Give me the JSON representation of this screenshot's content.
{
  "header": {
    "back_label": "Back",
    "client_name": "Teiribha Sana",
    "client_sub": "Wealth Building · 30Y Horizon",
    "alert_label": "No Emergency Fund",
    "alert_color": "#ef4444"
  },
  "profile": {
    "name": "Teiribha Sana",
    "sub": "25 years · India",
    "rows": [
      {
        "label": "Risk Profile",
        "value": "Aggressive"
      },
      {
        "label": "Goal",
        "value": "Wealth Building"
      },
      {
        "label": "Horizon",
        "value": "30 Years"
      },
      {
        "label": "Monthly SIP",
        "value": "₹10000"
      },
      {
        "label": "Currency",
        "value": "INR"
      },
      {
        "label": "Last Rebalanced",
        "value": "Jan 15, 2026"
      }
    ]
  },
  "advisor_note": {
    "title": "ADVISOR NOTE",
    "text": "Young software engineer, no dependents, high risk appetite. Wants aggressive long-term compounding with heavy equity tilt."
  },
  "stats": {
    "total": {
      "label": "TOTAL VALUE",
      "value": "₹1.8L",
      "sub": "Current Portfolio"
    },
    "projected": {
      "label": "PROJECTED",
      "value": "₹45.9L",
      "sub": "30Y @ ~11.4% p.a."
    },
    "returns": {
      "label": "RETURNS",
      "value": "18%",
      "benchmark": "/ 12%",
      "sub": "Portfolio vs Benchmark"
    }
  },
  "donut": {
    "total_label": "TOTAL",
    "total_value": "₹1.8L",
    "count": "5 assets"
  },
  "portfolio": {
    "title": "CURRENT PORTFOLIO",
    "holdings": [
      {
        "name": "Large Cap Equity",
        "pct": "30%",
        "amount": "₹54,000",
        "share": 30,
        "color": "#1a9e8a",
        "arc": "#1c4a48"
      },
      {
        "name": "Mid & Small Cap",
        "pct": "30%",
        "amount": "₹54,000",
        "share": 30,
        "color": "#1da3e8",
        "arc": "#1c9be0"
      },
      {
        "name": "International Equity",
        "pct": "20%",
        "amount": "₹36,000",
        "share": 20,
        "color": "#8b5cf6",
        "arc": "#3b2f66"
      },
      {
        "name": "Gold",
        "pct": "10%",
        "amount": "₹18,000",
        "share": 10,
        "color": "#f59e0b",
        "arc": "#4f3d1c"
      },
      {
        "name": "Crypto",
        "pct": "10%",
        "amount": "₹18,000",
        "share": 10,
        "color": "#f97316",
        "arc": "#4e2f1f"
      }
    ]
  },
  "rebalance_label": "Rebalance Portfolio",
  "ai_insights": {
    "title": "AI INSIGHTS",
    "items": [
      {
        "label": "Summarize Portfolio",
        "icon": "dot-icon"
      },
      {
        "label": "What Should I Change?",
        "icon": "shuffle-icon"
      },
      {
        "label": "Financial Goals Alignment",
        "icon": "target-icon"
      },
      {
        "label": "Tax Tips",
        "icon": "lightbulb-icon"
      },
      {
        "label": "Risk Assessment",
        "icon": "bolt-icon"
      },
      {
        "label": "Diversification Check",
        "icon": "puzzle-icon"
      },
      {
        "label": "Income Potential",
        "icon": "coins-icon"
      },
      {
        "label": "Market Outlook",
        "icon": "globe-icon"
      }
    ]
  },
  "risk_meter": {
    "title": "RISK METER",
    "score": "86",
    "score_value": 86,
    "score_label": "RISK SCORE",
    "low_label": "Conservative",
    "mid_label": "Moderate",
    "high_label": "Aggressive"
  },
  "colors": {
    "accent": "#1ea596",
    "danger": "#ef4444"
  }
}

## Task instructions:
Every record shown above must be echoed exactly.

## Task result:
Give me the JSON representation of this screenshot's content.
{
  "header": {
    "back_label": "Back",
    "client_name": "Teiribha Sana",
    "client_sub": "Wealth Building · 30Y Horizon",
    "alert_label": "No Emergency Fund",
    "alert_color": "#ef4444"
  },
  "profile": {
    "name": "Teiribha Sana",
    "sub": "25 years · India",
    "rows": [
      {
        "label": "Risk Profile",
        "value": "Aggressive"
      },
      {
        "label": "Goal",
        "value": "Wealth Building"
      },
      {
        "label": "Horizon",
        "value": "30 Years"
      },
      {
        "label": "Monthly SIP",
        "value": "₹10000"
      },
      {
        "label": "Currency",
        "value": "INR"
      },
      {
        "label": "Last Rebalanced",
        "value": "Jan 15, 2026"
      }
    ]
  },
  "advisor_note": {
    "title": "ADVISOR NOTE",
    "text": "Young software engineer, no dependents, high risk appetite. Wants aggressive long-term compounding with heavy equity tilt."
  },
  "stats": {
    "total": {
      "label": "TOTAL VALUE",
      "value": "₹1.8L",
      "sub": "Current Portfolio"
    },
    "projected": {
      "label": "PROJECTED",
      "value": "₹45.9L",
      "sub": "30Y @ ~11.4% p.a."
    },
    "returns": {
      "label": "RETURNS",
      "value": "18%",
      "benchmark": "/ 12%",
      "sub": "Portfolio vs Benchmark"
    }
  },
  "donut": {
    "total_label": "TOTAL",
    "total_value": "₹1.8L",
    "count": "5 assets"
  },
  "portfolio": {
    "title": "CURRENT PORTFOLIO",
    "holdings": [
      {
        "name": "Large Cap Equity",
        "pct": "30%",
        "amount": "₹54,000",
        "share": 30,
        "color": "#1a9e8a",
        "arc": "#1c4a48"
      },
      {
        "name": "Mid & Small Cap",
        "pct": "30%",
        "amount": "₹54,000",
        "share": 30,
        "color": "#1da3e8",
        "arc": "#1c9be0"
      },
      {
        "name": "International Equity",
        "pct": "20%",
        "amount": "₹36,000",
        "share": 20,
        "color": "#8b5cf6",
        "arc": "#3b2f66"
      },
      {
        "name": "Gold",
        "pct": "10%",
        "amount": "₹18,000",
        "share": 10,
        "color": "#f59e0b",
        "arc": "#4f3d1c"
      },
      {
        "name": "Crypto",
        "pct": "10%",
        "amount": "₹18,000",
        "share": 10,
        "color": "#f97316",
        "arc": "#4e2f1f"
      }
    ]
  },
  "rebalance_label": "Rebalance Portfolio",
  "ai_insights": {
    "title": "AI INSIGHTS",
    "items": [
      {
        "label": "Summarize Portfolio",
        "icon": "dot-icon"
      },
      {
        "label": "What Should I Change?",
        "icon": "shuffle-icon"
      },
      {
        "label": "Financial Goals Alignment",
        "icon": "target-icon"
      },
      {
        "label": "Tax Tips",
        "icon": "lightbulb-icon"
      },
      {
        "label": "Risk Assessment",
        "icon": "bolt-icon"
      },
      {
        "label": "Diversification Check",
        "icon": "puzzle-icon"
      },
      {
        "label": "Income Potential",
        "icon": "coins-icon"
      },
      {
        "label": "Market Outlook",
        "icon": "globe-icon"
      }
    ]
  },
  "risk_meter": {
    "title": "RISK METER",
    "score": "86",
    "score_value": 86,
    "score_label": "RISK SCORE",
    "low_label": "Conservative",
    "mid_label": "Moderate",
    "high_label": "Aggressive"
  },
  "colors": {
    "accent": "#1ea596",
    "danger": "#ef4444"
  }
}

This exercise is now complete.